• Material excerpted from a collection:
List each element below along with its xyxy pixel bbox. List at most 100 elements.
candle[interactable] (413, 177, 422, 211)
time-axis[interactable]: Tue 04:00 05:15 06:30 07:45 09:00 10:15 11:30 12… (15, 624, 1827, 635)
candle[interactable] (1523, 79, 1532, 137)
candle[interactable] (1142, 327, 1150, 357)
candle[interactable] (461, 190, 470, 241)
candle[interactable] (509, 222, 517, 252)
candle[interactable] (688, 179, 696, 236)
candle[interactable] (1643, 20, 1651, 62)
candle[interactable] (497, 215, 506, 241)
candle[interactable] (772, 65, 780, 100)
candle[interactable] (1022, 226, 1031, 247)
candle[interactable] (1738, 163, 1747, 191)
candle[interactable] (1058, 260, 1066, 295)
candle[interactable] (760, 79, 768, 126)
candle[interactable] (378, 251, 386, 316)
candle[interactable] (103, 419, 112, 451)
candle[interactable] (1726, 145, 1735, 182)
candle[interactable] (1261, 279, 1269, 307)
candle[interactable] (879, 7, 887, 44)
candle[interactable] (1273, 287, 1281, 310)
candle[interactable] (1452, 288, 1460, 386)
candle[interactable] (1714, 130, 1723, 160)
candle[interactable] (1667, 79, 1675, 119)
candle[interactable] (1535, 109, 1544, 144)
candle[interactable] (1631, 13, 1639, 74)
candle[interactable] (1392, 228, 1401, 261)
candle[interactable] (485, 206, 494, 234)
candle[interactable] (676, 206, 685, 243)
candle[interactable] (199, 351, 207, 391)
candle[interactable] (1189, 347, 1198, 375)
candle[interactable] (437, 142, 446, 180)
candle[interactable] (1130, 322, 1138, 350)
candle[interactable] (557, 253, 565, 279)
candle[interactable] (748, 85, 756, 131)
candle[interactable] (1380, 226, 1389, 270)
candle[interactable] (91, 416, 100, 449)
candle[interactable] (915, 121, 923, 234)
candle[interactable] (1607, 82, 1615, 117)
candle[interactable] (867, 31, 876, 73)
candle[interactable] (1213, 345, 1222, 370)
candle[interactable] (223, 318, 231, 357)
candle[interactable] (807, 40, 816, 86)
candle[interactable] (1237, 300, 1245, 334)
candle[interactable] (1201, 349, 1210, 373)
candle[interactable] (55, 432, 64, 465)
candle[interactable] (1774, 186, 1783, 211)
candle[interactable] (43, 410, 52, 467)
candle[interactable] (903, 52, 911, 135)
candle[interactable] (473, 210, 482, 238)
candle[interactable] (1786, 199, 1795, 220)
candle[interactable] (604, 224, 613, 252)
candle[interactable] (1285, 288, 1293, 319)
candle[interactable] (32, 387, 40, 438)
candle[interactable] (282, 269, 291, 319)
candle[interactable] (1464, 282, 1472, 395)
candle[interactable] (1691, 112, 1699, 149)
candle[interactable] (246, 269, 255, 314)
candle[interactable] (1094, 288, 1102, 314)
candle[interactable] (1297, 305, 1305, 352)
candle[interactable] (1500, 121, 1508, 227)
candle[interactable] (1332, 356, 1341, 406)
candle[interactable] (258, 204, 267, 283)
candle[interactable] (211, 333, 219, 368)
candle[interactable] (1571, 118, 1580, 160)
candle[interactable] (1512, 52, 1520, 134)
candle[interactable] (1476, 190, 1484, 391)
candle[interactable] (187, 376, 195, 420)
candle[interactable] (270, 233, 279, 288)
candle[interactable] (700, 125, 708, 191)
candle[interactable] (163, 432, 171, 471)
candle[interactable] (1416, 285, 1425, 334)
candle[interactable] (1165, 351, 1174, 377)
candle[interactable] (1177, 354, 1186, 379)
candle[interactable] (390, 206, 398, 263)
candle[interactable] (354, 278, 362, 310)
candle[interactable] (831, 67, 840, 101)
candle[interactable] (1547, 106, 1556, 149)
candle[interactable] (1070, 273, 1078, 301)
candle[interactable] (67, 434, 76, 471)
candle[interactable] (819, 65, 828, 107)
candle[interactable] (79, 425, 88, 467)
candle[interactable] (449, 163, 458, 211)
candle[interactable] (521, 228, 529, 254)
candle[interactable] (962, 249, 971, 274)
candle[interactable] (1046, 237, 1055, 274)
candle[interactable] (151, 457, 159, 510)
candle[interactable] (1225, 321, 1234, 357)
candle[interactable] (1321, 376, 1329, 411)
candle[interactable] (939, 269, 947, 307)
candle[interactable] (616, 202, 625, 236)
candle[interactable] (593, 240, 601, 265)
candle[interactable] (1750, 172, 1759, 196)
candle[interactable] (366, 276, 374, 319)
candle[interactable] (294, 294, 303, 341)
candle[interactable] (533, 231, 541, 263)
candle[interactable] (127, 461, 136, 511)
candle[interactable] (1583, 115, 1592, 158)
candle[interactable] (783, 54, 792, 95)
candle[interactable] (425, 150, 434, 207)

• What you will do:
Convert each line of the material above into a JSON list of strings, one string per line, with blank lines omitted.

• Solution for this task:
[
  "List each element below along with its xyxy pixel bbox. List at most 100 elements.",
  "candle[interactable] (413, 177, 422, 211)",
  "time-axis[interactable]: Tue 04:00 05:15 06:30 07:45 09:00 10:15 11:30 12… (15, 624, 1827, 635)",
  "candle[interactable] (1523, 79, 1532, 137)",
  "candle[interactable] (1142, 327, 1150, 357)",
  "candle[interactable] (461, 190, 470, 241)",
  "candle[interactable] (509, 222, 517, 252)",
  "candle[interactable] (688, 179, 696, 236)",
  "candle[interactable] (1643, 20, 1651, 62)",
  "candle[interactable] (497, 215, 506, 241)",
  "candle[interactable] (772, 65, 780, 100)",
  "candle[interactable] (1022, 226, 1031, 247)",
  "candle[interactable] (1738, 163, 1747, 191)",
  "candle[interactable] (1058, 260, 1066, 295)",
  "candle[interactable] (760, 79, 768, 126)",
  "candle[interactable] (378, 251, 386, 316)",
  "candle[interactable] (103, 419, 112, 451)",
  "candle[interactable] (1726, 145, 1735, 182)",
  "candle[interactable] (1261, 279, 1269, 307)",
  "candle[interactable] (879, 7, 887, 44)",
  "candle[interactable] (1273, 287, 1281, 310)",
  "candle[interactable] (1452, 288, 1460, 386)",
  "candle[interactable] (1714, 130, 1723, 160)",
  "candle[interactable] (1667, 79, 1675, 119)",
  "candle[interactable] (1535, 109, 1544, 144)",
  "candle[interactable] (1631, 13, 1639, 74)",
  "candle[interactable] (1392, 228, 1401, 261)",
  "candle[interactable] (485, 206, 494, 234)",
  "candle[interactable] (676, 206, 685, 243)",
  "candle[interactable] (199, 351, 207, 391)",
  "candle[interactable] (1189, 347, 1198, 375)",
  "candle[interactable] (437, 142, 446, 180)",
  "candle[interactable] (1130, 322, 1138, 350)",
  "candle[interactable] (557, 253, 565, 279)",
  "candle[interactable] (748, 85, 756, 131)",
  "candle[interactable] (1380, 226, 1389, 270)",
  "candle[interactable] (91, 416, 100, 449)",
  "candle[interactable] (915, 121, 923, 234)",
  "candle[interactable] (1607, 82, 1615, 117)",
  "candle[interactable] (867, 31, 876, 73)",
  "candle[interactable] (1213, 345, 1222, 370)",
  "candle[interactable] (223, 318, 231, 357)",
  "candle[interactable] (807, 40, 816, 86)",
  "candle[interactable] (1237, 300, 1245, 334)",
  "candle[interactable] (1201, 349, 1210, 373)",
  "candle[interactable] (55, 432, 64, 465)",
  "candle[interactable] (1774, 186, 1783, 211)",
  "candle[interactable] (43, 410, 52, 467)",
  "candle[interactable] (903, 52, 911, 135)",
  "candle[interactable] (473, 210, 482, 238)",
  "candle[interactable] (1786, 199, 1795, 220)",
  "candle[interactable] (604, 224, 613, 252)",
  "candle[interactable] (1285, 288, 1293, 319)",
  "candle[interactable] (32, 387, 40, 438)",
  "candle[interactable] (282, 269, 291, 319)",
  "candle[interactable] (1464, 282, 1472, 395)",
  "candle[interactable] (1691, 112, 1699, 149)",
  "candle[interactable] (246, 269, 255, 314)",
  "candle[interactable] (1094, 288, 1102, 314)",
  "candle[interactable] (1297, 305, 1305, 352)",
  "candle[interactable] (1500, 121, 1508, 227)",
  "candle[interactable] (1332, 356, 1341, 406)",
  "candle[interactable] (258, 204, 267, 283)",
  "candle[interactable] (211, 333, 219, 368)",
  "candle[interactable] (1571, 118, 1580, 160)",
  "candle[interactable] (1512, 52, 1520, 134)",
  "candle[interactable] (1476, 190, 1484, 391)",
  "candle[interactable] (187, 376, 195, 420)",
  "candle[interactable] (270, 233, 279, 288)",
  "candle[interactable] (700, 125, 708, 191)",
  "candle[interactable] (163, 432, 171, 471)",
  "candle[interactable] (1416, 285, 1425, 334)",
  "candle[interactable] (1165, 351, 1174, 377)",
  "candle[interactable] (1177, 354, 1186, 379)",
  "candle[interactable] (390, 206, 398, 263)",
  "candle[interactable] (354, 278, 362, 310)",
  "candle[interactable] (831, 67, 840, 101)",
  "candle[interactable] (1547, 106, 1556, 149)",
  "candle[interactable] (1070, 273, 1078, 301)",
  "candle[interactable] (67, 434, 76, 471)",
  "candle[interactable] (819, 65, 828, 107)",
  "candle[interactable] (79, 425, 88, 467)",
  "candle[interactable] (449, 163, 458, 211)",
  "candle[interactable] (521, 228, 529, 254)",
  "candle[interactable] (962, 249, 971, 274)",
  "candle[interactable] (1046, 237, 1055, 274)",
  "candle[interactable] (151, 457, 159, 510)",
  "candle[interactable] (1225, 321, 1234, 357)",
  "candle[interactable] (1321, 376, 1329, 411)",
  "candle[interactable] (939, 269, 947, 307)",
  "candle[interactable] (616, 202, 625, 236)",
  "candle[interactable] (593, 240, 601, 265)",
  "candle[interactable] (1750, 172, 1759, 196)",
  "candle[interactable] (366, 276, 374, 319)",
  "candle[interactable] (294, 294, 303, 341)",
  "candle[interactable] (533, 231, 541, 263)",
  "candle[interactable] (127, 461, 136, 511)",
  "candle[interactable] (1583, 115, 1592, 158)",
  "candle[interactable] (783, 54, 792, 95)",
  "candle[interactable] (425, 150, 434, 207)"
]